— Your objective —
Restate each line of the listing exactly, without carrying over any pictures.

— The data —
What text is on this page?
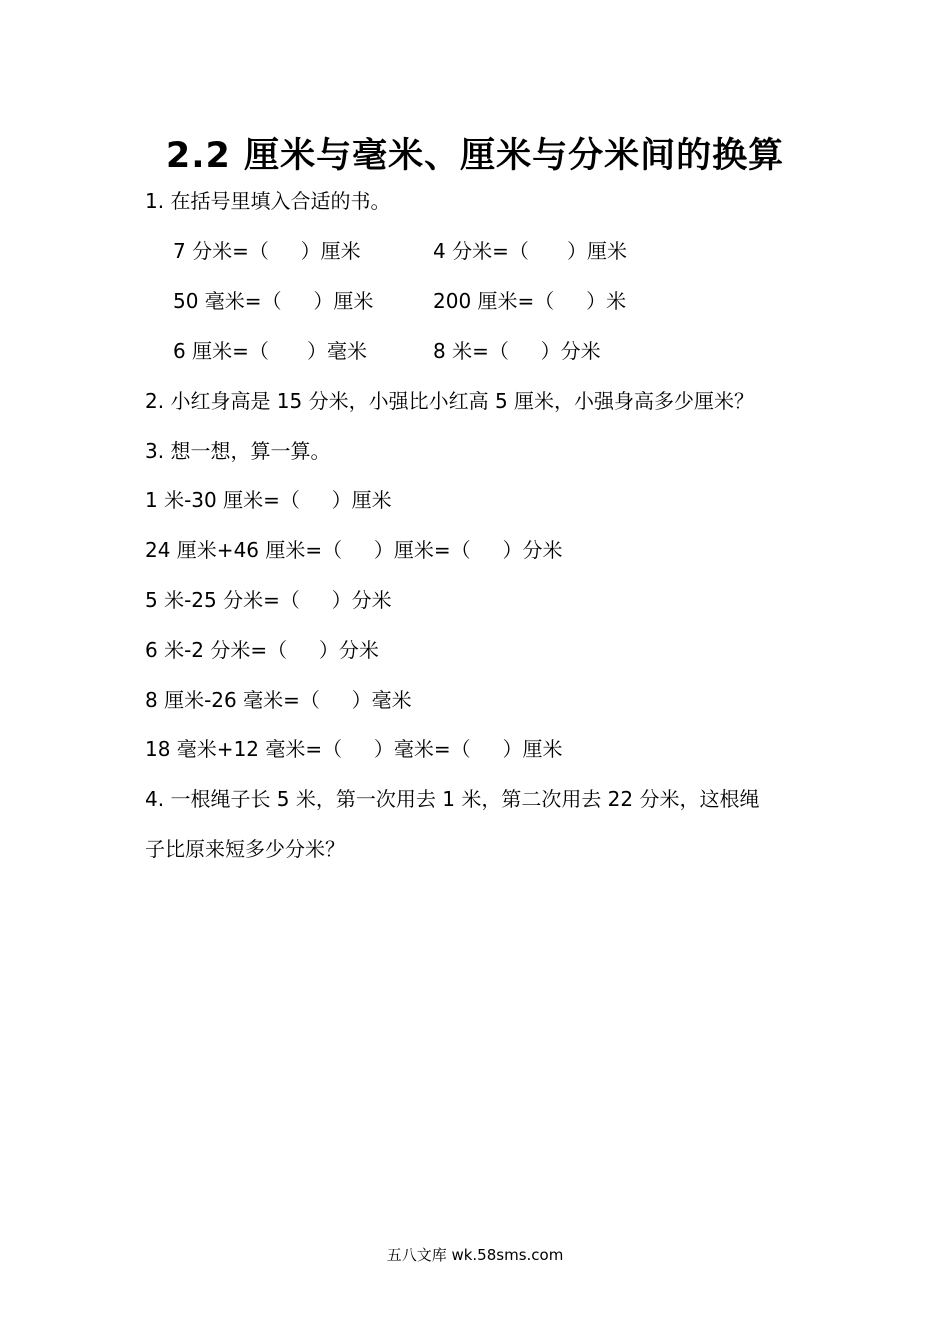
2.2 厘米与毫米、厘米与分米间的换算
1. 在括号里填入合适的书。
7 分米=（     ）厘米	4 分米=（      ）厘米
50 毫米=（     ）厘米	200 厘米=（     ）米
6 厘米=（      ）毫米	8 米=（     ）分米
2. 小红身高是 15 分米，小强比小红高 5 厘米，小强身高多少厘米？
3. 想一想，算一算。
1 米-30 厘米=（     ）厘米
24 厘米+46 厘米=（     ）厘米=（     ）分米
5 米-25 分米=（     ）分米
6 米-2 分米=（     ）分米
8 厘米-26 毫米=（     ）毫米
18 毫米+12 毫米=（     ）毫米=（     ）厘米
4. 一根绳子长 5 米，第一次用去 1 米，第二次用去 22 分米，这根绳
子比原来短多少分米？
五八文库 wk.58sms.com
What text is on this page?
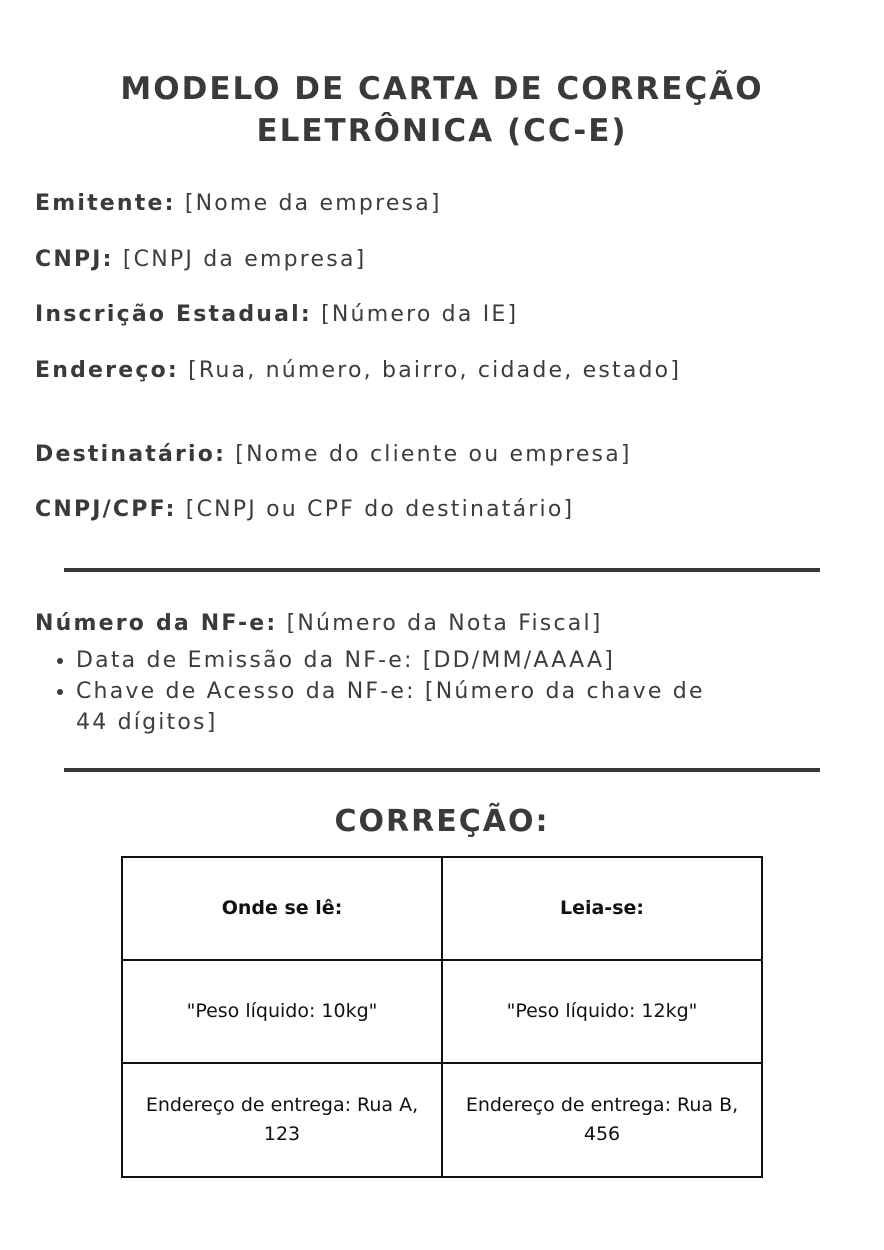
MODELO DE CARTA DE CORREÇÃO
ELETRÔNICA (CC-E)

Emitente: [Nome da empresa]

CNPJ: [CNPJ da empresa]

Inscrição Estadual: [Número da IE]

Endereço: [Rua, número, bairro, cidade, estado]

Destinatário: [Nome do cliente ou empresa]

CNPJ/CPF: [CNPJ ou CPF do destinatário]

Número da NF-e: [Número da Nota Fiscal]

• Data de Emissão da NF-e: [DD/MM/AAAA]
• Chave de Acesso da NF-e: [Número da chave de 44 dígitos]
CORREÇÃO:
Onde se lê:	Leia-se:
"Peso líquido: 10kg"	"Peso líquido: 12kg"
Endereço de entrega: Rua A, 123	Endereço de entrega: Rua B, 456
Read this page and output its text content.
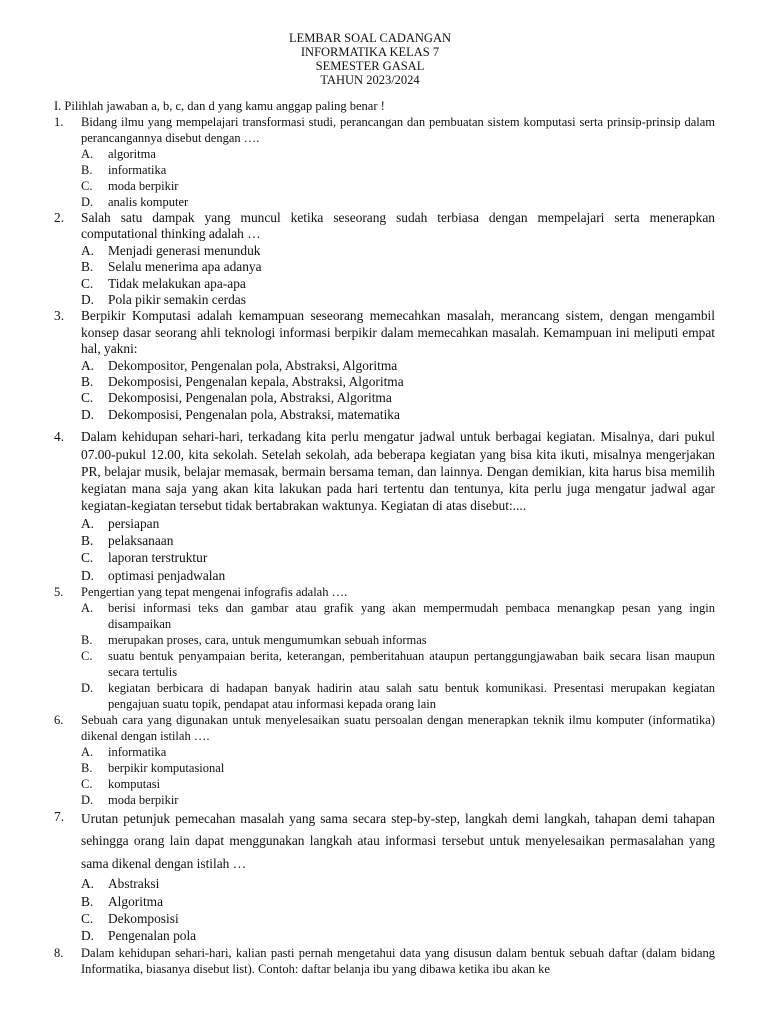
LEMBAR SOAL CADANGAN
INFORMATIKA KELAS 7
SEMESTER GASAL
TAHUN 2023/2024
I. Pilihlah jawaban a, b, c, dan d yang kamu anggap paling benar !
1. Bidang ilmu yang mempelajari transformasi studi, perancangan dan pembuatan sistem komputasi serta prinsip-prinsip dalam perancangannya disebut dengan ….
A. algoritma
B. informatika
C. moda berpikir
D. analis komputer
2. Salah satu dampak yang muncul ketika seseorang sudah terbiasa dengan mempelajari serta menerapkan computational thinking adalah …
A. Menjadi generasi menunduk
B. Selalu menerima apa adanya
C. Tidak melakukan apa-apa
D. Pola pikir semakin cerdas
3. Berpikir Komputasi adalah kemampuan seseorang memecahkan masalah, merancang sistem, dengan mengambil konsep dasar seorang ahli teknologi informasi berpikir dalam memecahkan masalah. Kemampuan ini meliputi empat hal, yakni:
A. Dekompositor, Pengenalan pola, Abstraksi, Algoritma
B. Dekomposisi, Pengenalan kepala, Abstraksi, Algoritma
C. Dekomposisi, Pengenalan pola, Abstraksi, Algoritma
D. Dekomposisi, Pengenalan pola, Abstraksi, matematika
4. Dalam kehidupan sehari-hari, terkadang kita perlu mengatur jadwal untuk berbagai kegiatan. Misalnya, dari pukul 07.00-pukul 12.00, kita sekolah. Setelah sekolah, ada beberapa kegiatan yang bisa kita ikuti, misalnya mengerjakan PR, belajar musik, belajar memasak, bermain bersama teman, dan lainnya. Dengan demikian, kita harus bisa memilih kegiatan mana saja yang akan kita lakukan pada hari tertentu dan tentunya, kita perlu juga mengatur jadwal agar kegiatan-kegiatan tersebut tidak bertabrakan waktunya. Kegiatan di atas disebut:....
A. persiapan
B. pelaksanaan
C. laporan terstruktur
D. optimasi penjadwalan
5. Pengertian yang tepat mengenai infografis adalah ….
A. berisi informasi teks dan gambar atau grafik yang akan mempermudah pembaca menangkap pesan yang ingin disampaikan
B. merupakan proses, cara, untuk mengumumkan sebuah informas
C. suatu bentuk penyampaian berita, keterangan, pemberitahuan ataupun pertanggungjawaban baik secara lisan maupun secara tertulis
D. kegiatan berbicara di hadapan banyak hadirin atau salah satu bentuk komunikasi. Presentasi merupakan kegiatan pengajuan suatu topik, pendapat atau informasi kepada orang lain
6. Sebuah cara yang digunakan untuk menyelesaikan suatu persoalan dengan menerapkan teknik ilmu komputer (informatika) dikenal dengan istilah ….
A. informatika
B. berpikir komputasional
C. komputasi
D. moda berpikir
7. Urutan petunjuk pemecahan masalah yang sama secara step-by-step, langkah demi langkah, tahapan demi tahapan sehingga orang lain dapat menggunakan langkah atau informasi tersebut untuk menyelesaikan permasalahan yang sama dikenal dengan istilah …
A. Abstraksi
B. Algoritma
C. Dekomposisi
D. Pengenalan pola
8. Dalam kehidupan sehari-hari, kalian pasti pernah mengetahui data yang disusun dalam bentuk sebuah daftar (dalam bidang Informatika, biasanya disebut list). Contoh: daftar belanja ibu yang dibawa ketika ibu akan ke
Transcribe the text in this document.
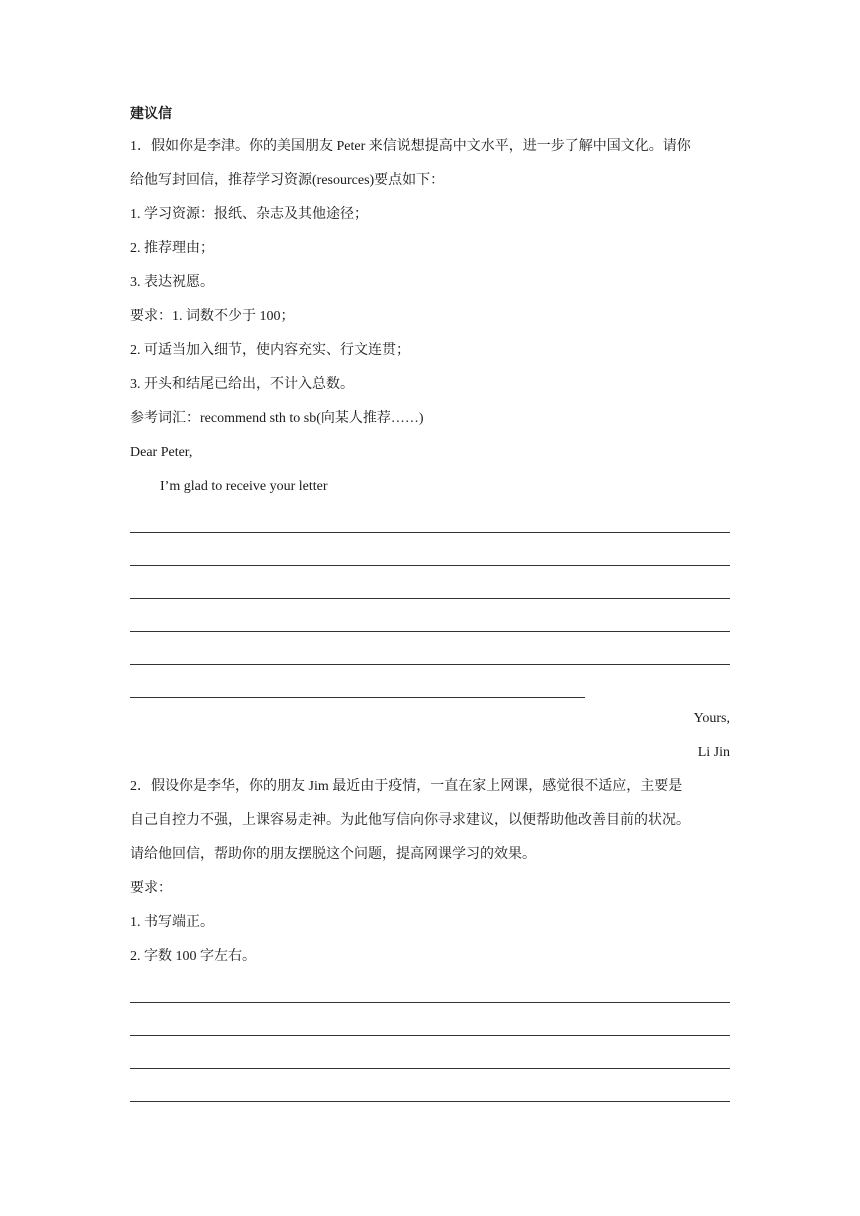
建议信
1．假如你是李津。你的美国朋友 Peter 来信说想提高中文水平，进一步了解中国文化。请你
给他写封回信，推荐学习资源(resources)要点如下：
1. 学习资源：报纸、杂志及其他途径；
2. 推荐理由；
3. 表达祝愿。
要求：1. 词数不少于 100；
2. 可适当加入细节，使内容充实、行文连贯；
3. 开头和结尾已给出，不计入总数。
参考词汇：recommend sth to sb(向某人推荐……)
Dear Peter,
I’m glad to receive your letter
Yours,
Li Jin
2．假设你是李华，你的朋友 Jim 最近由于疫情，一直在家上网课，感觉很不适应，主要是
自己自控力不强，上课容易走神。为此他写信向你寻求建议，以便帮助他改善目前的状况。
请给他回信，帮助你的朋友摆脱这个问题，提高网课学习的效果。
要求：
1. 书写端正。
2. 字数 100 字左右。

— Correct answer —
What text is on this page?
2.2 厘米与毫米、厘米与分米间的换算
1. 在括号里填入合适的书。
7 分米=（     ）厘米	4 分米=（      ）厘米
50 毫米=（     ）厘米	200 厘米=（     ）米
6 厘米=（      ）毫米	8 米=（     ）分米
2. 小红身高是 15 分米，小强比小红高 5 厘米，小强身高多少厘米？
3. 想一想，算一算。
1 米-30 厘米=（     ）厘米
24 厘米+46 厘米=（     ）厘米=（     ）分米
5 米-25 分米=（     ）分米
6 米-2 分米=（     ）分米
8 厘米-26 毫米=（     ）毫米
18 毫米+12 毫米=（     ）毫米=（     ）厘米
4. 一根绳子长 5 米，第一次用去 1 米，第二次用去 22 分米，这根绳
子比原来短多少分米？
五八文库 wk.58sms.com
What text is on this page?
MODELO DE CARTA DE CORREÇÃO
ELETRÔNICA (CC-E)

Emitente: [Nome da empresa]

CNPJ: [CNPJ da empresa]

Inscrição Estadual: [Número da IE]

Endereço: [Rua, número, bairro, cidade, estado]

Destinatário: [Nome do cliente ou empresa]

CNPJ/CPF: [CNPJ ou CPF do destinatário]

Número da NF-e: [Número da Nota Fiscal]

• Data de Emissão da NF-e: [DD/MM/AAAA]
• Chave de Acesso da NF-e: [Número da chave de 44 dígitos]
CORREÇÃO:
Onde se lê:	Leia-se:
"Peso líquido: 10kg"	"Peso líquido: 12kg"
Endereço de entrega: Rua A, 123	Endereço de entrega: Rua B, 456
Read this page and output its text content.
LEMBAR SOAL CADANGAN
INFORMATIKA KELAS 7
SEMESTER GASAL
TAHUN 2023/2024
I. Pilihlah jawaban a, b, c, dan d yang kamu anggap paling benar !
1. Bidang ilmu yang mempelajari transformasi studi, perancangan dan pembuatan sistem komputasi serta prinsip-prinsip dalam perancangannya disebut dengan ….
A. algoritma
B. informatika
C. moda berpikir
D. analis komputer
2. Salah satu dampak yang muncul ketika seseorang sudah terbiasa dengan mempelajari serta menerapkan computational thinking adalah …
A. Menjadi generasi menunduk
B. Selalu menerima apa adanya
C. Tidak melakukan apa-apa
D. Pola pikir semakin cerdas
3. Berpikir Komputasi adalah kemampuan seseorang memecahkan masalah, merancang sistem, dengan mengambil konsep dasar seorang ahli teknologi informasi berpikir dalam memecahkan masalah. Kemampuan ini meliputi empat hal, yakni:
A. Dekompositor, Pengenalan pola, Abstraksi, Algoritma
B. Dekomposisi, Pengenalan kepala, Abstraksi, Algoritma
C. Dekomposisi, Pengenalan pola, Abstraksi, Algoritma
D. Dekomposisi, Pengenalan pola, Abstraksi, matematika
4. Dalam kehidupan sehari-hari, terkadang kita perlu mengatur jadwal untuk berbagai kegiatan. Misalnya, dari pukul 07.00-pukul 12.00, kita sekolah. Setelah sekolah, ada beberapa kegiatan yang bisa kita ikuti, misalnya mengerjakan PR, belajar musik, belajar memasak, bermain bersama teman, dan lainnya. Dengan demikian, kita harus bisa memilih kegiatan mana saja yang akan kita lakukan pada hari tertentu dan tentunya, kita perlu juga mengatur jadwal agar kegiatan-kegiatan tersebut tidak bertabrakan waktunya. Kegiatan di atas disebut:....
A. persiapan
B. pelaksanaan
C. laporan terstruktur
D. optimasi penjadwalan
5. Pengertian yang tepat mengenai infografis adalah ….
A. berisi informasi teks dan gambar atau grafik yang akan mempermudah pembaca menangkap pesan yang ingin disampaikan
B. merupakan proses, cara, untuk mengumumkan sebuah informas
C. suatu bentuk penyampaian berita, keterangan, pemberitahuan ataupun pertanggungjawaban baik secara lisan maupun secara tertulis
D. kegiatan berbicara di hadapan banyak hadirin atau salah satu bentuk komunikasi. Presentasi merupakan kegiatan pengajuan suatu topik, pendapat atau informasi kepada orang lain
6. Sebuah cara yang digunakan untuk menyelesaikan suatu persoalan dengan menerapkan teknik ilmu komputer (informatika) dikenal dengan istilah ….
A. informatika
B. berpikir komputasional
C. komputasi
D. moda berpikir
7. Urutan petunjuk pemecahan masalah yang sama secara step-by-step, langkah demi langkah, tahapan demi tahapan sehingga orang lain dapat menggunakan langkah atau informasi tersebut untuk menyelesaikan permasalahan yang sama dikenal dengan istilah …
A. Abstraksi
B. Algoritma
C. Dekomposisi
D. Pengenalan pola
8. Dalam kehidupan sehari-hari, kalian pasti pernah mengetahui data yang disusun dalam bentuk sebuah daftar (dalam bidang Informatika, biasanya disebut list). Contoh: daftar belanja ibu yang dibawa ketika ibu akan ke
Transcribe the text in this document.
建议信
1．假如你是李津。你的美国朋友 Peter 来信说想提高中文水平，进一步了解中国文化。请你
给他写封回信，推荐学习资源(resources)要点如下：
1. 学习资源：报纸、杂志及其他途径；
2. 推荐理由；
3. 表达祝愿。
要求：1. 词数不少于 100；
2. 可适当加入细节，使内容充实、行文连贯；
3. 开头和结尾已给出，不计入总数。
参考词汇：recommend sth to sb(向某人推荐……)
Dear Peter,
I’m glad to receive your letter
Yours,
Li Jin
2．假设你是李华，你的朋友 Jim 最近由于疫情，一直在家上网课，感觉很不适应，主要是
自己自控力不强，上课容易走神。为此他写信向你寻求建议，以便帮助他改善目前的状况。
请给他回信，帮助你的朋友摆脱这个问题，提高网课学习的效果。
要求：
1. 书写端正。
2. 字数 100 字左右。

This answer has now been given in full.